> Supplied records:
* START *

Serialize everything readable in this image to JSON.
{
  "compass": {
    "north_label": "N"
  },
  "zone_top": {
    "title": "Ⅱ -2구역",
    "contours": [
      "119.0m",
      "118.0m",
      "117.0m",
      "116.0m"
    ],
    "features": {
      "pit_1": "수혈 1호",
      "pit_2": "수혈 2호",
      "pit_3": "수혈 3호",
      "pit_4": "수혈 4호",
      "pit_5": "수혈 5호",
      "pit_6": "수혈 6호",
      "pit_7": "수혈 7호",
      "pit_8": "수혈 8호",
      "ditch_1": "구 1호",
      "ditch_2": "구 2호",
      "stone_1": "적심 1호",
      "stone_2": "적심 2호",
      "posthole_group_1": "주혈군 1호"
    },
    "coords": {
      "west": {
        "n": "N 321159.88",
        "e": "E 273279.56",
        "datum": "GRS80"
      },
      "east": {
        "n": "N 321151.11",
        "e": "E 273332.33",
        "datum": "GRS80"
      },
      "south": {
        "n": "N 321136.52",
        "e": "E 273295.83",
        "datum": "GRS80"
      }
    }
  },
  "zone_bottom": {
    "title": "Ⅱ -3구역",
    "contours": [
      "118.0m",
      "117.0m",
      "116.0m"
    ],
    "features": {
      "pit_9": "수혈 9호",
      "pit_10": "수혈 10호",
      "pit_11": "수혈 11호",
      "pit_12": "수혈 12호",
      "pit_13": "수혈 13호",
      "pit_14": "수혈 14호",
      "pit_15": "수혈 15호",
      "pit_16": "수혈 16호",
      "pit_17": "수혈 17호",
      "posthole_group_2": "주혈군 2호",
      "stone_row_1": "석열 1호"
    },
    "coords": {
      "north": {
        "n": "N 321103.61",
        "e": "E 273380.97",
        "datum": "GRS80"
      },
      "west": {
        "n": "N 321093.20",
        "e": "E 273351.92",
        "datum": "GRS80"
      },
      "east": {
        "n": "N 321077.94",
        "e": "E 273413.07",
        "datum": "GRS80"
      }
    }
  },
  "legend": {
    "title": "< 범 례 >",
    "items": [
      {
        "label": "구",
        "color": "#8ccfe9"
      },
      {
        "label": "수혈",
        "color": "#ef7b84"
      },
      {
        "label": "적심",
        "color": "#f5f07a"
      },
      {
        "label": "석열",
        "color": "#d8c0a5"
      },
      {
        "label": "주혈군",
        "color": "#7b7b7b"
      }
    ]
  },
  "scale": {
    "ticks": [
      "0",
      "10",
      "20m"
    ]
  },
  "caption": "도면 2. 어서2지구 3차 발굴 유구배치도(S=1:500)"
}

* END *

> What the task asks: Reproduce all of the records exactly.

> Task solution:
Serialize everything readable in this image to JSON.
{
  "compass": {
    "north_label": "N"
  },
  "zone_top": {
    "title": "Ⅱ -2구역",
    "contours": [
      "119.0m",
      "118.0m",
      "117.0m",
      "116.0m"
    ],
    "features": {
      "pit_1": "수혈 1호",
      "pit_2": "수혈 2호",
      "pit_3": "수혈 3호",
      "pit_4": "수혈 4호",
      "pit_5": "수혈 5호",
      "pit_6": "수혈 6호",
      "pit_7": "수혈 7호",
      "pit_8": "수혈 8호",
      "ditch_1": "구 1호",
      "ditch_2": "구 2호",
      "stone_1": "적심 1호",
      "stone_2": "적심 2호",
      "posthole_group_1": "주혈군 1호"
    },
    "coords": {
      "west": {
        "n": "N 321159.88",
        "e": "E 273279.56",
        "datum": "GRS80"
      },
      "east": {
        "n": "N 321151.11",
        "e": "E 273332.33",
        "datum": "GRS80"
      },
      "south": {
        "n": "N 321136.52",
        "e": "E 273295.83",
        "datum": "GRS80"
      }
    }
  },
  "zone_bottom": {
    "title": "Ⅱ -3구역",
    "contours": [
      "118.0m",
      "117.0m",
      "116.0m"
    ],
    "features": {
      "pit_9": "수혈 9호",
      "pit_10": "수혈 10호",
      "pit_11": "수혈 11호",
      "pit_12": "수혈 12호",
      "pit_13": "수혈 13호",
      "pit_14": "수혈 14호",
      "pit_15": "수혈 15호",
      "pit_16": "수혈 16호",
      "pit_17": "수혈 17호",
      "posthole_group_2": "주혈군 2호",
      "stone_row_1": "석열 1호"
    },
    "coords": {
      "north": {
        "n": "N 321103.61",
        "e": "E 273380.97",
        "datum": "GRS80"
      },
      "west": {
        "n": "N 321093.20",
        "e": "E 273351.92",
        "datum": "GRS80"
      },
      "east": {
        "n": "N 321077.94",
        "e": "E 273413.07",
        "datum": "GRS80"
      }
    }
  },
  "legend": {
    "title": "< 범 례 >",
    "items": [
      {
        "label": "구",
        "color": "#8ccfe9"
      },
      {
        "label": "수혈",
        "color": "#ef7b84"
      },
      {
        "label": "적심",
        "color": "#f5f07a"
      },
      {
        "label": "석열",
        "color": "#d8c0a5"
      },
      {
        "label": "주혈군",
        "color": "#7b7b7b"
      }
    ]
  },
  "scale": {
    "ticks": [
      "0",
      "10",
      "20m"
    ]
  },
  "caption": "도면 2. 어서2지구 3차 발굴 유구배치도(S=1:500)"
}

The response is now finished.